= WHAT THIS TASK INVOLVES =
Count how many lines contain "para" and reply with that number only.

= DATA FOR THIS EXERCISE =

====

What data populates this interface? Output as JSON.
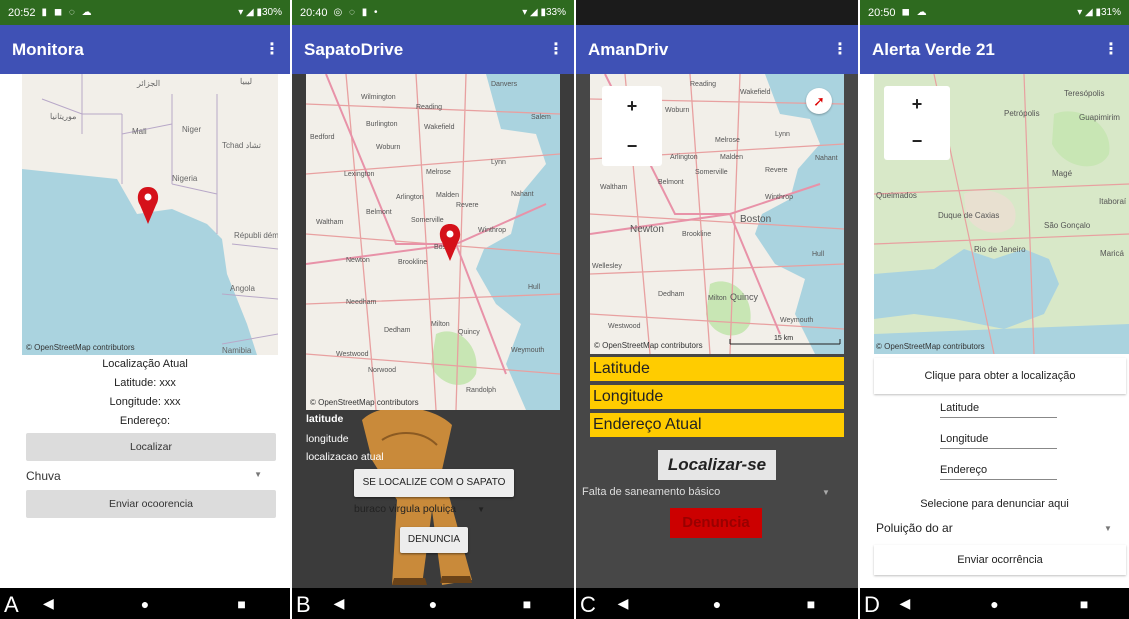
{
  "panels": [
    {
      "letter": "A",
      "status": {
        "time": "20:52",
        "icons": "▮ ◼ ◌ ☁",
        "right": "▾ ◢ ▮30%"
      },
      "app_title": "Monitora",
      "map": {
        "labels": [
          "الجزائر",
          "ليبيا",
          "موريتانيا",
          "Mali",
          "Niger",
          "Tchad تشاد",
          "Nigeria",
          "Républi démocrat du Con",
          "Angola",
          "Namibia"
        ],
        "attribution": "© OpenStreetMap contributors"
      },
      "lines": [
        "Localização Atual",
        "Latitude: xxx",
        "Longitude: xxx",
        "Endereço:"
      ],
      "localizar_label": "Localizar",
      "spinner_value": "Chuva",
      "send_label": "Enviar ocoorencia"
    },
    {
      "letter": "B",
      "status": {
        "time": "20:40",
        "icons": "◎ ◌ ▮ •",
        "right": "▾ ◢ ▮33%"
      },
      "app_title": "SapatoDrive",
      "map": {
        "labels": [
          "Danvers",
          "Wilmington",
          "Reading",
          "Salem",
          "Burlington",
          "Wakefield",
          "Bedford",
          "Woburn",
          "Lexington",
          "Melrose",
          "Lynn",
          "Arlington",
          "Malden",
          "Nahant",
          "Belmont",
          "Somerville",
          "Revere",
          "Waltham",
          "Boston",
          "Winthrop",
          "Newton",
          "Brookline",
          "Hull",
          "Needham",
          "Dedham",
          "Milton",
          "Quincy",
          "Westwood",
          "Norwood",
          "Randolph",
          "Weymouth"
        ],
        "attribution": "© OpenStreetMap contributors"
      },
      "labels": [
        "latitude",
        "longitude",
        "localizacao atual"
      ],
      "locate_label": "SE LOCALIZE COM O SAPATO",
      "spinner_value": "buraco virgula poluiça",
      "denuncia_label": "DENUNCIA"
    },
    {
      "letter": "C",
      "status": {
        "time": "",
        "icons": "",
        "right": ""
      },
      "app_title": "AmanDriv",
      "map": {
        "labels": [
          "Reading",
          "Wakefield",
          "Woburn",
          "Melrose",
          "Lynn",
          "Malden",
          "Arlington",
          "Revere",
          "Nahant",
          "Belmont",
          "Somerville",
          "Winthrop",
          "Waltham",
          "Boston",
          "Newton",
          "Brookline",
          "Hull",
          "Wellesley",
          "Dedham",
          "Milton",
          "Quincy",
          "Westwood",
          "Weymouth"
        ],
        "attribution": "© OpenStreetMap contributors",
        "scale": "15 km"
      },
      "bars": [
        "Latitude",
        "Longitude",
        "Endereço Atual"
      ],
      "locate_label": "Localizar-se",
      "spinner_value": "Falta de saneamento básico",
      "denuncia_label": "Denuncia"
    },
    {
      "letter": "D",
      "status": {
        "time": "20:50",
        "icons": "◼ ☁",
        "right": "▾ ◢ ▮31%"
      },
      "app_title": "Alerta Verde 21",
      "map": {
        "labels": [
          "Teresópolis",
          "Petrópolis",
          "Guapimirim",
          "Magé",
          "Queimados",
          "Duque de Caxias",
          "Itaboraí",
          "São Gonçalo",
          "Rio de Janeiro",
          "Maricá"
        ],
        "attribution": "© OpenStreetMap contributors"
      },
      "click_label": "Clique para obter a localização",
      "fields": [
        "Latitude",
        "Longitude",
        "Endereço"
      ],
      "select_label": "Selecione para denunciar aqui",
      "spinner_value": "Poluição do ar",
      "send_label": "Enviar ocorrência"
    }
  ],
  "colors": {
    "appbar": "#3f51b5",
    "statusbar": "#2e6a1f",
    "map_land": "#f2efe9",
    "map_water": "#aad3df",
    "map_green": "#c8e6b4",
    "pin": "#d5111a",
    "yellow": "#ffcc00",
    "red_button": "#cc0000"
  }
}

====

= WRITTEN ANSWER =
2